In the records, from the start through the line that contains "principle-one xyxy=(0,40,2,700)", swap "Segment" for "Annotate" and leave everything else unchanged. Give back only those lines.
[Begin Given entries]
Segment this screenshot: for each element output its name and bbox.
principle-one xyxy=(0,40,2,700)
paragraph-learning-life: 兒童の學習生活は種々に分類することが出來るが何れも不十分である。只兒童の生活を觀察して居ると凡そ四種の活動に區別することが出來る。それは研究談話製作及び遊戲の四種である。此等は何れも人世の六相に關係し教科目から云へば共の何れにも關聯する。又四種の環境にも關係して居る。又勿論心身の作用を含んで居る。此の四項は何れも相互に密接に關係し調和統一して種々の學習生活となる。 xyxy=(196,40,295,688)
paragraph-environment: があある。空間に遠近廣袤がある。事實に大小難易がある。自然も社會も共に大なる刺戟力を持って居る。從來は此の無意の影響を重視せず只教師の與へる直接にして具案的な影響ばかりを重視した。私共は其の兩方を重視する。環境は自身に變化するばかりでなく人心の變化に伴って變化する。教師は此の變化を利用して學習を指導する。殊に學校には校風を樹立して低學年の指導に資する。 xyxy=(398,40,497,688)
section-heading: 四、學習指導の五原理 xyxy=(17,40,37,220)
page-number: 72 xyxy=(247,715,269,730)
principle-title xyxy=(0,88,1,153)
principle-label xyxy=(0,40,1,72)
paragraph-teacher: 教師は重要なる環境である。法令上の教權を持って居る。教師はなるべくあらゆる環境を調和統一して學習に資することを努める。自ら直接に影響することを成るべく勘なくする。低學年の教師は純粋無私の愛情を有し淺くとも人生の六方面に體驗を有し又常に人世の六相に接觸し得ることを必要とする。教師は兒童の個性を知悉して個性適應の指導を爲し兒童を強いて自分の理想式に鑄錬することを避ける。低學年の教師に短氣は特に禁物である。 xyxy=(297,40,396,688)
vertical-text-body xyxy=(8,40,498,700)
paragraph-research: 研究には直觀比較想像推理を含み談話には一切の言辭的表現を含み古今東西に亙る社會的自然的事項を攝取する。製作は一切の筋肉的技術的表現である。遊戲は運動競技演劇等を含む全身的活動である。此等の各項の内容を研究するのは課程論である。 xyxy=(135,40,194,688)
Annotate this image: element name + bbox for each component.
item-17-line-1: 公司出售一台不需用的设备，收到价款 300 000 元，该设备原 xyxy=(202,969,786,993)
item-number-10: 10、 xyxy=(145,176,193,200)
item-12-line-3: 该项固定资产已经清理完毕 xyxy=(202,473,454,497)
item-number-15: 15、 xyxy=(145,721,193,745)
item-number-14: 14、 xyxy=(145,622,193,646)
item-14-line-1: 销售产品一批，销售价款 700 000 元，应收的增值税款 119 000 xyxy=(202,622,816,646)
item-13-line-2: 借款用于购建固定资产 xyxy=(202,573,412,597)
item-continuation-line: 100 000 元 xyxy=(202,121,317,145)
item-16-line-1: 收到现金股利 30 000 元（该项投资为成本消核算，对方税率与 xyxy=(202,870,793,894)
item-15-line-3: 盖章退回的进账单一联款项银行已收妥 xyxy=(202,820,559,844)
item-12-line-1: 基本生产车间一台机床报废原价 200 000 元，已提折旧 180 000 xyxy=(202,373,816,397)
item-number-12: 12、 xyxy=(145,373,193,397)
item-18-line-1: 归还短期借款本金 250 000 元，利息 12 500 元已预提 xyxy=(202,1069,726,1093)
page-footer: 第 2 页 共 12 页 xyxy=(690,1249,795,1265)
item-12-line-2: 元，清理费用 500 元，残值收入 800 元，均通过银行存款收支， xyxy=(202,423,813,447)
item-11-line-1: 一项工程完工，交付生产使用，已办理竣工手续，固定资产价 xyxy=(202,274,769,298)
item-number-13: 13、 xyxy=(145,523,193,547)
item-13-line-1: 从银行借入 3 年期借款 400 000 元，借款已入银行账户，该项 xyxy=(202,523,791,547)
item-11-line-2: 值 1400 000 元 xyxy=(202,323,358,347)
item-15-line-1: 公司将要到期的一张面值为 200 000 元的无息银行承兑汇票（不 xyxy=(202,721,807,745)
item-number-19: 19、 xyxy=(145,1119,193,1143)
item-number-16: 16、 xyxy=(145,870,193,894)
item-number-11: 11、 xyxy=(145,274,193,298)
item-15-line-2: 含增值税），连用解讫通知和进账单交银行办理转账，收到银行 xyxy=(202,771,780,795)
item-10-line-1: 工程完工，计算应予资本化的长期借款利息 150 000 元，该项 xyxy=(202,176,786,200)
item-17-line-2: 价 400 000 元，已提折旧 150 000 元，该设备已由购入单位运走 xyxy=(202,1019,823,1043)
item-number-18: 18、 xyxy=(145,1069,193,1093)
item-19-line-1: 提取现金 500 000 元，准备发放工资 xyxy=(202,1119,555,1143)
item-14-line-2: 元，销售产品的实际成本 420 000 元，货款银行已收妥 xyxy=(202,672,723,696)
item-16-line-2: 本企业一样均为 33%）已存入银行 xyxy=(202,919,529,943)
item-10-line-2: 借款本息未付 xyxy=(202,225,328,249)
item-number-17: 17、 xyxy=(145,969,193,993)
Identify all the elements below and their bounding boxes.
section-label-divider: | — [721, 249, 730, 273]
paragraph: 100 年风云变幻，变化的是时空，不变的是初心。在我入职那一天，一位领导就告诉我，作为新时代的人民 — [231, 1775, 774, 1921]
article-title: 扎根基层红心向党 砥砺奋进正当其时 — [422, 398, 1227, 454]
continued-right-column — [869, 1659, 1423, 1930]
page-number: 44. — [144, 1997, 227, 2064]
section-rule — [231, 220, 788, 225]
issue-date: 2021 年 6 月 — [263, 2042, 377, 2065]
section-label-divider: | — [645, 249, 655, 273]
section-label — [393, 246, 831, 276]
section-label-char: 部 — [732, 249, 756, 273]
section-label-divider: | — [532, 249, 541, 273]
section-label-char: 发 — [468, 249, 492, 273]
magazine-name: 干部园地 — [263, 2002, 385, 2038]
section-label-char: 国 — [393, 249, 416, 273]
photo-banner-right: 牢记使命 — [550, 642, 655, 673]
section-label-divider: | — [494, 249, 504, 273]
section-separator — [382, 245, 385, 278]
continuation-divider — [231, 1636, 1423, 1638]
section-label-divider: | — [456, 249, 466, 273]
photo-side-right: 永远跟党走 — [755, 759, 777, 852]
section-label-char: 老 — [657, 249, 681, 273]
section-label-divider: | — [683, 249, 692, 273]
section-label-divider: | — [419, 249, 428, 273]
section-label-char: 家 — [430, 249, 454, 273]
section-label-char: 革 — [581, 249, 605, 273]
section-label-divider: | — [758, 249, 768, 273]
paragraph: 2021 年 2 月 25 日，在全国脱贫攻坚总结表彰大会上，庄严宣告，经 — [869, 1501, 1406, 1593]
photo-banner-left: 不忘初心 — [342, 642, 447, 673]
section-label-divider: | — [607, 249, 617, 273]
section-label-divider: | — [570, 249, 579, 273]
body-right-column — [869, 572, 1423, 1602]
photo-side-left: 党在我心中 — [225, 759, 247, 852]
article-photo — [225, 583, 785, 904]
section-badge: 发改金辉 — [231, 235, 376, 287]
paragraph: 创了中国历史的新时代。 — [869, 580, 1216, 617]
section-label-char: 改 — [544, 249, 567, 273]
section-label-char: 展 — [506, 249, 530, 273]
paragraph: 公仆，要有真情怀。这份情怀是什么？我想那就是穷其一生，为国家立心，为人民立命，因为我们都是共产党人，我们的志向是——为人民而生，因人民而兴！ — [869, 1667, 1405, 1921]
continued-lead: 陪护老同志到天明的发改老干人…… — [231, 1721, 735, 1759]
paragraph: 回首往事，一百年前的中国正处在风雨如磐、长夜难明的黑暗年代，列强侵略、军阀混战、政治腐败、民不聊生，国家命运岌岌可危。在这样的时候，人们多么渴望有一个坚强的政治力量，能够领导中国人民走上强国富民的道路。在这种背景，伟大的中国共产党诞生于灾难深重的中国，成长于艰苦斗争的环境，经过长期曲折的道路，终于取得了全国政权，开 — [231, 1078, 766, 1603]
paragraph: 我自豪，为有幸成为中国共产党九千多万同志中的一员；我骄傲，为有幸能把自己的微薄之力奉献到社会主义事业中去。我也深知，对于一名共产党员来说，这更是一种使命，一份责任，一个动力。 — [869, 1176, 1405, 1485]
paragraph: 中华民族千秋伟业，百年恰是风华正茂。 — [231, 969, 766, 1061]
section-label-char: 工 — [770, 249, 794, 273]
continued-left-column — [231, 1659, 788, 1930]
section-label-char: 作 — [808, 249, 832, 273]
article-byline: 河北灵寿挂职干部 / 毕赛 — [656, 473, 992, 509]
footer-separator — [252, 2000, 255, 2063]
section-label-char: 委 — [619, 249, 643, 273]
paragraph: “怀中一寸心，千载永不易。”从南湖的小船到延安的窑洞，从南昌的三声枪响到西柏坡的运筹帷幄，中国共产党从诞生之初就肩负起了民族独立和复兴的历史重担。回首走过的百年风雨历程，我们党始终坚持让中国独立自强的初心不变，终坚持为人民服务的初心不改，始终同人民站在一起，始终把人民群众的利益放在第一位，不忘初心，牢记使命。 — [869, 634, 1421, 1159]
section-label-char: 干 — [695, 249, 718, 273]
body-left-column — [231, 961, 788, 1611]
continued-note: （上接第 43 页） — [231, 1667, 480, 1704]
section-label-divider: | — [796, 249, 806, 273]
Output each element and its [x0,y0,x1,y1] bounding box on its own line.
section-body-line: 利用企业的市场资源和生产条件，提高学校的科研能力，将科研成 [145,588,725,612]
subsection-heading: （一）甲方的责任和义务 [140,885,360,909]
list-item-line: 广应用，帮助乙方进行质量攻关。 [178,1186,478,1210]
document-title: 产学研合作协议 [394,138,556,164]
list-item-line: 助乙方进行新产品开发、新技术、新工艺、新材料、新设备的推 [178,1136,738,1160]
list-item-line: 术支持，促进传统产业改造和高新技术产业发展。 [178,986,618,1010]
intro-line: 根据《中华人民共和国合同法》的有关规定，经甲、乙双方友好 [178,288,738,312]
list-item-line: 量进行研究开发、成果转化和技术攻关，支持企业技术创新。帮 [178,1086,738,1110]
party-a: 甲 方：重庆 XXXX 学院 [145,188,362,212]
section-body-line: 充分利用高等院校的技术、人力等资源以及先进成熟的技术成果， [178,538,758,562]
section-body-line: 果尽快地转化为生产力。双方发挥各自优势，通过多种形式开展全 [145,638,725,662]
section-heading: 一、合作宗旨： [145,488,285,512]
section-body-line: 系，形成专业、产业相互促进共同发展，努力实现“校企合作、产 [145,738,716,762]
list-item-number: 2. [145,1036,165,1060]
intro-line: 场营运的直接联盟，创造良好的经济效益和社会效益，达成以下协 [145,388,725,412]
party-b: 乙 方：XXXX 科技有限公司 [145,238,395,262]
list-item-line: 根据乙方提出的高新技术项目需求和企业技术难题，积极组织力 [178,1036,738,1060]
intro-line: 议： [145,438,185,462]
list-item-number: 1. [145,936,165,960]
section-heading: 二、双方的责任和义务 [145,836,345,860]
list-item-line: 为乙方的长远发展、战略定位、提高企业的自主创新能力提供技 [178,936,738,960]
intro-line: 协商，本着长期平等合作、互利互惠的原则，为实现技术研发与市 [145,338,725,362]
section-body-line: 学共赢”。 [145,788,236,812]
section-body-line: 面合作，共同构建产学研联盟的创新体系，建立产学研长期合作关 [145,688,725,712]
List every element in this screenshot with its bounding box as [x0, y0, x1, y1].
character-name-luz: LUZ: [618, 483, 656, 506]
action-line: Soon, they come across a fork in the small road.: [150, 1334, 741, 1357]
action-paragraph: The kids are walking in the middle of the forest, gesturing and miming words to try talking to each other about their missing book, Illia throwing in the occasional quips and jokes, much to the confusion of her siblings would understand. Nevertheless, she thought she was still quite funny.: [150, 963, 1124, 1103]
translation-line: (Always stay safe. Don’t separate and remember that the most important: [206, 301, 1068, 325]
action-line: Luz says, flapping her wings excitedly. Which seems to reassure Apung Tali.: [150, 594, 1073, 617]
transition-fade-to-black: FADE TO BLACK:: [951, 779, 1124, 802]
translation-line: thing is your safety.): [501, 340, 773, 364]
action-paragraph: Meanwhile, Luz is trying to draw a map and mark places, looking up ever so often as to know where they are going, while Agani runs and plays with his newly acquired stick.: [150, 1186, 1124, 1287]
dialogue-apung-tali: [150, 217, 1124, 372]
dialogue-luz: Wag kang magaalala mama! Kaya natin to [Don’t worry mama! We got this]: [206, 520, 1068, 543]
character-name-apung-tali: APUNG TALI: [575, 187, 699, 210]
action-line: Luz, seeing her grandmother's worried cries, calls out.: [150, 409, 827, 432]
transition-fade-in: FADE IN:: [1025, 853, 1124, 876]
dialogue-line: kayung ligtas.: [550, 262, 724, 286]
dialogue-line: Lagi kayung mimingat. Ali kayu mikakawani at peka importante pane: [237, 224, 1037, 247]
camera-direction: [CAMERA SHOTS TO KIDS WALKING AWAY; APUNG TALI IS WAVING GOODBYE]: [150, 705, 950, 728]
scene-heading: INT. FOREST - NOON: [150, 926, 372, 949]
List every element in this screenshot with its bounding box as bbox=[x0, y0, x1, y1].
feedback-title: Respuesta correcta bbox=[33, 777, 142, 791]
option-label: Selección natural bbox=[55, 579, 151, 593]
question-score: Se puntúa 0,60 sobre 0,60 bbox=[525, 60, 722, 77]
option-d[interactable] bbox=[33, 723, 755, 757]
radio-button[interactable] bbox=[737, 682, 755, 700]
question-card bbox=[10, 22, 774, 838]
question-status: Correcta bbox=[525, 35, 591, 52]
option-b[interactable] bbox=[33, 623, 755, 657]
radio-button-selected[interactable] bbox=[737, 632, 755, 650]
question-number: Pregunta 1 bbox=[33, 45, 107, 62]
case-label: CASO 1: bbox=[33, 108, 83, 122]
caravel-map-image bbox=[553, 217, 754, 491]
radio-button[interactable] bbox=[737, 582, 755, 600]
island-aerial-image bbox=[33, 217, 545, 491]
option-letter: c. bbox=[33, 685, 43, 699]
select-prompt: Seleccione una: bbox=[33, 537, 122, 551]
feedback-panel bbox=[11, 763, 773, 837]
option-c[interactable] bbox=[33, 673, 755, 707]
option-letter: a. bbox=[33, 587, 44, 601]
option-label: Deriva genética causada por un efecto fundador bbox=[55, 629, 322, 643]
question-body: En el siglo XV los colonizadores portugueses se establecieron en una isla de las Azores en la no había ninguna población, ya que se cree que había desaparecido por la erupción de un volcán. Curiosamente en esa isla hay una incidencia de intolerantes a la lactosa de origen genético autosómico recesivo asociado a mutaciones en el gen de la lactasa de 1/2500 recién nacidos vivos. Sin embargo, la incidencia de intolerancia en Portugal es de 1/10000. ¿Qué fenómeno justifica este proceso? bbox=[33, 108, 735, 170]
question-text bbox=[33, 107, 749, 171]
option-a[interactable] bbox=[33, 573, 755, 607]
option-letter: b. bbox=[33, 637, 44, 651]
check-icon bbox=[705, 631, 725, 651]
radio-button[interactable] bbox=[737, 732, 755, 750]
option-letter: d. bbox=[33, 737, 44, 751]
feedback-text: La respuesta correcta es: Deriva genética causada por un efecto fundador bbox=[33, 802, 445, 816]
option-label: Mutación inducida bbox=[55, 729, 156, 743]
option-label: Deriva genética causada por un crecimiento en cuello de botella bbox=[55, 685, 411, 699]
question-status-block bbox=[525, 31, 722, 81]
[End Given entries]
__Solved problem__.
Annotate this screenshot: for each element output its name and bbox.
principle-one xyxy=(0,40,2,700)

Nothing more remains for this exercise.